**Task requirements:**
Check every line of the entries below for the word "polimerlar", and copy the ones that have it.

**Source material:**
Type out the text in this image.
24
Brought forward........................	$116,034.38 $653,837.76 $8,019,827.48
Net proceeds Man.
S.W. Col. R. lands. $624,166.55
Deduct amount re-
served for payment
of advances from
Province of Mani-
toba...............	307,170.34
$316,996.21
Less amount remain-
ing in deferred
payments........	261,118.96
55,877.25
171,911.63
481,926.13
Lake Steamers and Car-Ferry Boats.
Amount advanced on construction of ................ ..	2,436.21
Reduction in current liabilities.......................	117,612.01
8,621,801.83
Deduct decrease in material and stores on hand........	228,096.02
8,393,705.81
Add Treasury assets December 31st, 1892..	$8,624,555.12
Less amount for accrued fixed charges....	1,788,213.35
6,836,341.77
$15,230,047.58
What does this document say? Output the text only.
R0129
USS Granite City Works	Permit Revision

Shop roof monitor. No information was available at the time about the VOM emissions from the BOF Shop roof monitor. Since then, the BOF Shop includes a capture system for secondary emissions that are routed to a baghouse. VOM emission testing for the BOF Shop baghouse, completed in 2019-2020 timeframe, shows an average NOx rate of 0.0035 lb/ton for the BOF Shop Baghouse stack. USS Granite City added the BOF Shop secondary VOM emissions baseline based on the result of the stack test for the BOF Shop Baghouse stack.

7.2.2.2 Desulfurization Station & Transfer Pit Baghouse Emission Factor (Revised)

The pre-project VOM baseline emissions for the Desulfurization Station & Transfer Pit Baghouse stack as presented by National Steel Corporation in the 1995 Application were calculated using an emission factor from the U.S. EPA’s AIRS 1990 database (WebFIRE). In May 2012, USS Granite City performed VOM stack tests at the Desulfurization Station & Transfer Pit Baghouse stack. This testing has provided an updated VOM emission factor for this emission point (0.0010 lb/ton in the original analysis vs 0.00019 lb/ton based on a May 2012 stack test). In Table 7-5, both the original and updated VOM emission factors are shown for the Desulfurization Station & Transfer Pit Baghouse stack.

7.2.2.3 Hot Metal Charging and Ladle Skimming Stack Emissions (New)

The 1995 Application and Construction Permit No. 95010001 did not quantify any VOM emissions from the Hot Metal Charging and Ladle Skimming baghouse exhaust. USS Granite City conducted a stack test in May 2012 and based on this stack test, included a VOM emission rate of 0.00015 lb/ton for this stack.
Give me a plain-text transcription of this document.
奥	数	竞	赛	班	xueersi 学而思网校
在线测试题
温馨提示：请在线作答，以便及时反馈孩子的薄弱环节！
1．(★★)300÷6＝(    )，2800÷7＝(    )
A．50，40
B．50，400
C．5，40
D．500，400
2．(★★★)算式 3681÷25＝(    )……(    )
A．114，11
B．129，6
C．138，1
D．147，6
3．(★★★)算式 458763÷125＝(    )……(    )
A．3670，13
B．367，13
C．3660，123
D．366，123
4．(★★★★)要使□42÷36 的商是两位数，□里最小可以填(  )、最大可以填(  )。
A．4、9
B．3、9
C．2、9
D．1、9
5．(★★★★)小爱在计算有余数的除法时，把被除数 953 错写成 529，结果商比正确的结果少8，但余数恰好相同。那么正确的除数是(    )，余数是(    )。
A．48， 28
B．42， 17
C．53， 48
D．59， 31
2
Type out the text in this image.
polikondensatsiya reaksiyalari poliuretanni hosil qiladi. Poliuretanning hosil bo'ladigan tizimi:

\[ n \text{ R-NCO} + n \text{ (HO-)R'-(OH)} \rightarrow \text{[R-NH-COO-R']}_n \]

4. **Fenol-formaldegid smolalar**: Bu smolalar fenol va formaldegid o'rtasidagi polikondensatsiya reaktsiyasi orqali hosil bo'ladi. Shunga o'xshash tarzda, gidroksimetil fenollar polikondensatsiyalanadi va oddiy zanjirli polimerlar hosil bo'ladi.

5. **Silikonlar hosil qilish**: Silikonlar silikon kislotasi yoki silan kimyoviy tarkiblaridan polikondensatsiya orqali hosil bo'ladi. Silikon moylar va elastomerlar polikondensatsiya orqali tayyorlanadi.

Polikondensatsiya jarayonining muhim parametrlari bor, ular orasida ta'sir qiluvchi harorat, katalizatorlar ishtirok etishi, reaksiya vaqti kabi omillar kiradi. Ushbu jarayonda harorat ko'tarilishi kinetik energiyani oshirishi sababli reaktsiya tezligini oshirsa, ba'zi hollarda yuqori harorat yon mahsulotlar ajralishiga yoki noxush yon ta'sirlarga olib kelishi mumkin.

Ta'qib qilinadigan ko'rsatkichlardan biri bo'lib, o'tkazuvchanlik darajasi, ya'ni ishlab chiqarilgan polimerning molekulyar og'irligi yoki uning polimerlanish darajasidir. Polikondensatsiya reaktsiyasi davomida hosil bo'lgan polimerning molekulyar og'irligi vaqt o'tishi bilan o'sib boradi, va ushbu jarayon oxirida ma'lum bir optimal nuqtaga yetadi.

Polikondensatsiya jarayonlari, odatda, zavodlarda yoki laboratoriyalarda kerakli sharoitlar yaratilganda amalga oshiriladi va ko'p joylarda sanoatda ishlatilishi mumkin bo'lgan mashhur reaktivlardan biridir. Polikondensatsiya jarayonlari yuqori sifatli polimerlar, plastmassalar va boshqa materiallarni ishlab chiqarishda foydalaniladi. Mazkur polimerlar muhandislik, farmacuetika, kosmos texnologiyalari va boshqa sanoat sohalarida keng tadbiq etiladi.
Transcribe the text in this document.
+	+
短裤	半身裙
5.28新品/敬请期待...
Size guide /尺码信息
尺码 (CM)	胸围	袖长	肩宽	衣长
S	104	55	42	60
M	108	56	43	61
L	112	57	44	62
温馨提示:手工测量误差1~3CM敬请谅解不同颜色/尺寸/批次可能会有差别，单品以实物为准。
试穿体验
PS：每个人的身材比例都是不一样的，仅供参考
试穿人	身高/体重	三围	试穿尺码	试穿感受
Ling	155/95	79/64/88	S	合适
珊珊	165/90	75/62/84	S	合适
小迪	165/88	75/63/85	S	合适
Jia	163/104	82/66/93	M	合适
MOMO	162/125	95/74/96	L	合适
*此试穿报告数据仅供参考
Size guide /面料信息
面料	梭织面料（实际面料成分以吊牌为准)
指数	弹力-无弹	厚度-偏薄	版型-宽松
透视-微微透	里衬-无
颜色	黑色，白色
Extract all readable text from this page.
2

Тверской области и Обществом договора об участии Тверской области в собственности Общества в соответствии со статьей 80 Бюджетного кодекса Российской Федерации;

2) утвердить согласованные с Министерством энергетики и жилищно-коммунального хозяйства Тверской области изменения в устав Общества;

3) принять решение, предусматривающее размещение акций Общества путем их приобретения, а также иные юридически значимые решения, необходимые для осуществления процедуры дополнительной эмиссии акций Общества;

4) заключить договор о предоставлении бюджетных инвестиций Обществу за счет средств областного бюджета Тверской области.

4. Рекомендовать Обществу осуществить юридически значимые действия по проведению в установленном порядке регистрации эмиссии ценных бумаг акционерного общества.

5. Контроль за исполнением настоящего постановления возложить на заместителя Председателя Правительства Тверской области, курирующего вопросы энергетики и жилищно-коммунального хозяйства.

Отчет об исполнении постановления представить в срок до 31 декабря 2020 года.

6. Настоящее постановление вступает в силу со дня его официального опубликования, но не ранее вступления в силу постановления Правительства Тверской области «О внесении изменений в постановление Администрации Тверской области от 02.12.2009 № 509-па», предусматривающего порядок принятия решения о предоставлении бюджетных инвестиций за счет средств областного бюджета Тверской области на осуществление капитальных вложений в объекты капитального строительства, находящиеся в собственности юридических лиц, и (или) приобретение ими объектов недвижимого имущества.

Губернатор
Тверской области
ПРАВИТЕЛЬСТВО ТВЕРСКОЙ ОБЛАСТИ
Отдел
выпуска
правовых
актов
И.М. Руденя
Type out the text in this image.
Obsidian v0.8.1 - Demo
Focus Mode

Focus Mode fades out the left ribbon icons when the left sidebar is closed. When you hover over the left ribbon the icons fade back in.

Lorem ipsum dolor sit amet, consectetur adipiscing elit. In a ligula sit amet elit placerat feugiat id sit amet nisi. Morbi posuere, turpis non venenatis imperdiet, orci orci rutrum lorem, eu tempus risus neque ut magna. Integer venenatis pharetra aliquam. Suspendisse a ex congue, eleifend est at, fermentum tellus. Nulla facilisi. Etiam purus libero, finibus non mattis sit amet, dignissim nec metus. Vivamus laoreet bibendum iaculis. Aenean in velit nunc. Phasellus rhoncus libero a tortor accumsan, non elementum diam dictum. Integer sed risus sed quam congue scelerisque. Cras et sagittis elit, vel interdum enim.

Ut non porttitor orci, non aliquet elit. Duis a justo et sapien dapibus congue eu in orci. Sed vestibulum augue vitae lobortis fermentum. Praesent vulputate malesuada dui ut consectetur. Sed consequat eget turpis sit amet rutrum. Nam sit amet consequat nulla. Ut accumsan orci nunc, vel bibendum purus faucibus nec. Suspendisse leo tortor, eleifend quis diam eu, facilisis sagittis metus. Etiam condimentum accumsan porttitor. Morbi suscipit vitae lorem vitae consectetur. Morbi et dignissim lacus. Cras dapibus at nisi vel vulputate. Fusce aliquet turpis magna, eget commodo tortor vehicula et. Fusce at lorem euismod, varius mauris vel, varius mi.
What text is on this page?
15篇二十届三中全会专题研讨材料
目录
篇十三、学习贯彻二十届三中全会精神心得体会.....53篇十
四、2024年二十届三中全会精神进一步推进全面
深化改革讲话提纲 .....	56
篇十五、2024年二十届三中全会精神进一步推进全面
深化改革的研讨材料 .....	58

**Written response:**
4. **Fenol-formaldegid smolalar**: Bu smolalar fenol va formaldegid o'rtasidagi polikondensatsiya reaktsiyasi orqali hosil bo'ladi. Shunga o'xshash tarzda, gidroksimetil fenollar polikondensatsiyalanadi va oddiy zanjirli polimerlar hosil bo'ladi.
Polikondensatsiya jarayonlari, odatda, zavodlarda yoki laboratoriyalarda kerakli sharoitlar yaratilganda amalga oshiriladi va ko'p joylarda sanoatda ishlatilishi mumkin bo'lgan mashhur reaktivlardan biridir. Polikondensatsiya jarayonlari yuqori sifatli polimerlar, plastmassalar va boshqa materiallarni ishlab chiqarishda foydalaniladi. Mazkur polimerlar muhandislik, farmacuetika, kosmos texnologiyalari va boshqa sanoat sohalarida keng tadbiq etiladi.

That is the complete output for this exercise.